## CHALLENGE
Scan the entries below and report only how many lines contain "content".

## DATA IN THIS EXERCISE
═══

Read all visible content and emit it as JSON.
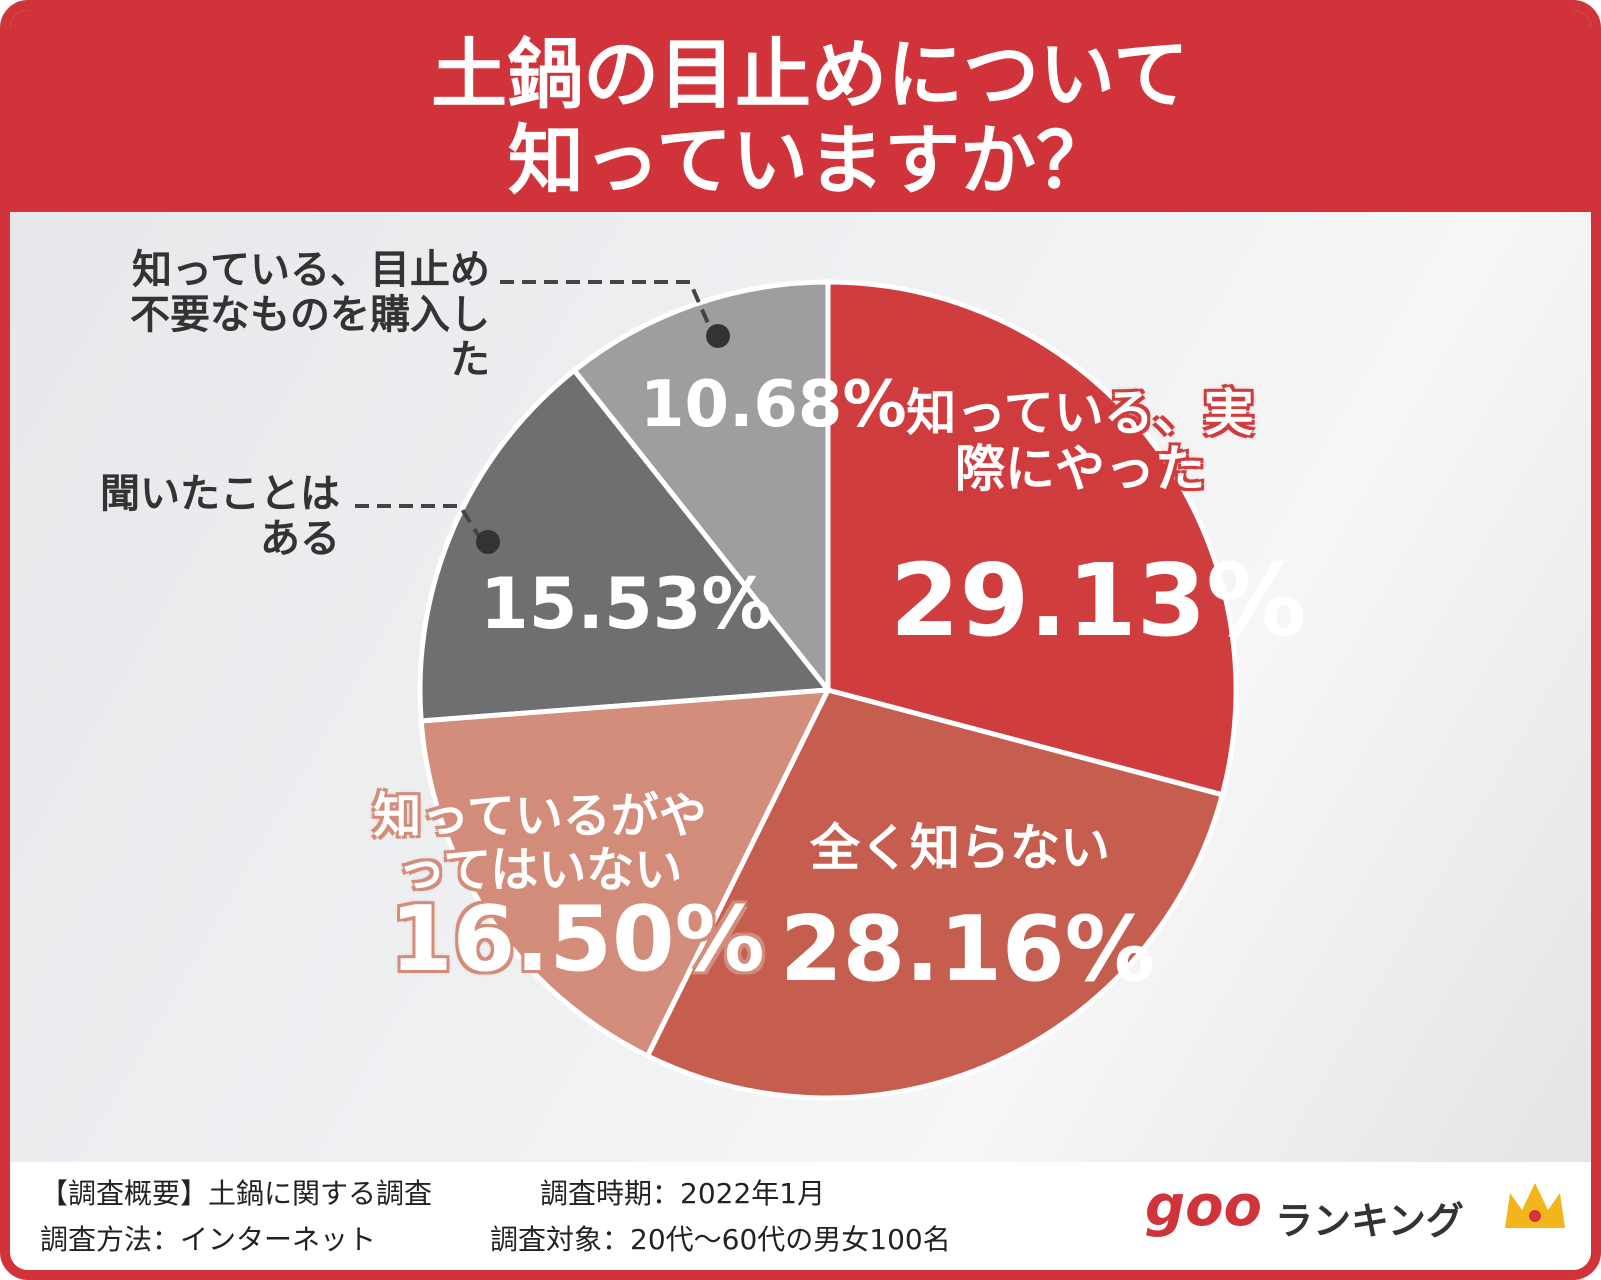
{
  "chart_data": {
    "type": "pie",
    "title": "土鍋の目止めについて知っていますか？",
    "categories": [
      "知っている、実際にやった",
      "全く知らない",
      "知っているがやってはいない",
      "聞いたことはある",
      "知っている、目止め不要なものを購入した"
    ],
    "values": [
      29.13,
      28.16,
      16.5,
      15.53,
      10.68
    ],
    "value_labels": [
      "29.13%",
      "28.16%",
      "16.50%",
      "15.53%",
      "10.68%"
    ],
    "colors": [
      "#d03d3f",
      "#c65e50",
      "#d38d7b",
      "#6f6e71",
      "#9e9da0"
    ]
  },
  "footer": {
    "lines": [
      "【調査概要】土鍋に関する調査",
      "調査時期：2022年1月",
      "調査方法：インターネット",
      "調査対象：20代〜60代の男女100名"
    ],
    "logo": "goo",
    "logo_text": "ランキング"
  }
}
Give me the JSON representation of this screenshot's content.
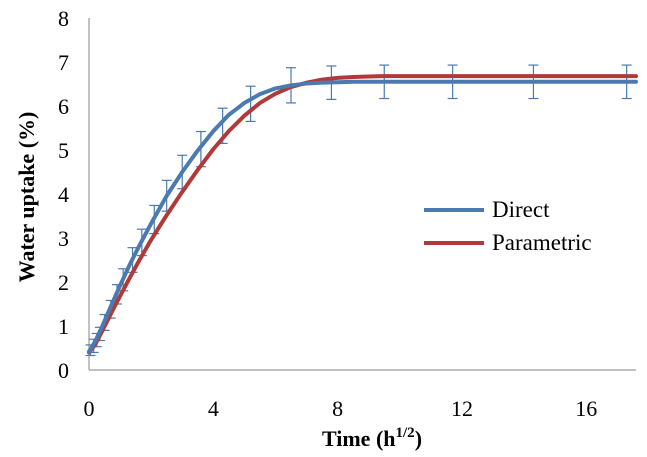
{
  "chart_data": {
    "type": "line",
    "title": "",
    "xlabel": "Time (h",
    "xlabel_sup": "1/2",
    "xlabel_end": ")",
    "ylabel": "Water uptake (%)",
    "xlim": [
      0,
      17.6
    ],
    "ylim": [
      0,
      8
    ],
    "xticks": [
      0,
      4,
      8,
      12,
      16
    ],
    "yticks": [
      0,
      1,
      2,
      3,
      4,
      5,
      6,
      7,
      8
    ],
    "grid": false,
    "legend_position": "right-middle",
    "series": [
      {
        "name": "Direct",
        "color": "#4a7ab0",
        "x": [
          0,
          0.2,
          0.4,
          0.6,
          0.8,
          1.0,
          1.3,
          1.6,
          2.0,
          2.5,
          3.0,
          3.5,
          4.0,
          4.5,
          5.0,
          5.5,
          6.0,
          6.5,
          7.0,
          7.5,
          8.0,
          8.5,
          9.0,
          10.0,
          11.0,
          12.0,
          13.0,
          14.0,
          15.0,
          16.0,
          17.6
        ],
        "y": [
          0.42,
          0.65,
          0.95,
          1.28,
          1.6,
          1.92,
          2.38,
          2.8,
          3.33,
          3.96,
          4.5,
          4.99,
          5.43,
          5.8,
          6.07,
          6.27,
          6.4,
          6.47,
          6.51,
          6.53,
          6.54,
          6.55,
          6.55,
          6.55,
          6.55,
          6.55,
          6.55,
          6.55,
          6.55,
          6.55,
          6.55
        ]
      },
      {
        "name": "Parametric",
        "color": "#b03a3a",
        "x": [
          0,
          0.2,
          0.4,
          0.6,
          0.8,
          1.0,
          1.3,
          1.6,
          2.0,
          2.5,
          3.0,
          3.5,
          4.0,
          4.5,
          5.0,
          5.5,
          6.0,
          6.5,
          7.0,
          7.5,
          8.0,
          8.5,
          9.0,
          9.5,
          10.0,
          11.0,
          12.0,
          13.0,
          14.0,
          15.0,
          16.0,
          17.6
        ],
        "y": [
          0.4,
          0.58,
          0.85,
          1.13,
          1.41,
          1.68,
          2.08,
          2.47,
          2.96,
          3.52,
          4.05,
          4.55,
          5.02,
          5.43,
          5.78,
          6.07,
          6.28,
          6.43,
          6.53,
          6.6,
          6.64,
          6.66,
          6.67,
          6.68,
          6.68,
          6.68,
          6.68,
          6.68,
          6.68,
          6.68,
          6.68,
          6.68
        ]
      }
    ],
    "error_bars": {
      "series": "Direct",
      "color": "#4a7ab0",
      "points": [
        {
          "x": 0.05,
          "y": 0.45,
          "err": 0.12
        },
        {
          "x": 0.15,
          "y": 0.55,
          "err": 0.15
        },
        {
          "x": 0.25,
          "y": 0.68,
          "err": 0.15
        },
        {
          "x": 0.35,
          "y": 0.82,
          "err": 0.15
        },
        {
          "x": 0.5,
          "y": 1.08,
          "err": 0.18
        },
        {
          "x": 0.7,
          "y": 1.38,
          "err": 0.2
        },
        {
          "x": 0.9,
          "y": 1.72,
          "err": 0.22
        },
        {
          "x": 1.1,
          "y": 2.05,
          "err": 0.25
        },
        {
          "x": 1.4,
          "y": 2.5,
          "err": 0.28
        },
        {
          "x": 1.7,
          "y": 2.9,
          "err": 0.3
        },
        {
          "x": 2.1,
          "y": 3.42,
          "err": 0.32
        },
        {
          "x": 2.5,
          "y": 3.96,
          "err": 0.35
        },
        {
          "x": 3.0,
          "y": 4.5,
          "err": 0.38
        },
        {
          "x": 3.6,
          "y": 5.02,
          "err": 0.4
        },
        {
          "x": 4.3,
          "y": 5.55,
          "err": 0.4
        },
        {
          "x": 5.2,
          "y": 6.05,
          "err": 0.4
        },
        {
          "x": 6.5,
          "y": 6.47,
          "err": 0.4
        },
        {
          "x": 7.8,
          "y": 6.53,
          "err": 0.38
        },
        {
          "x": 9.5,
          "y": 6.55,
          "err": 0.38
        },
        {
          "x": 11.7,
          "y": 6.55,
          "err": 0.38
        },
        {
          "x": 14.3,
          "y": 6.55,
          "err": 0.38
        },
        {
          "x": 17.3,
          "y": 6.55,
          "err": 0.38
        }
      ]
    }
  }
}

═══

## EXPECTED ANSWER
2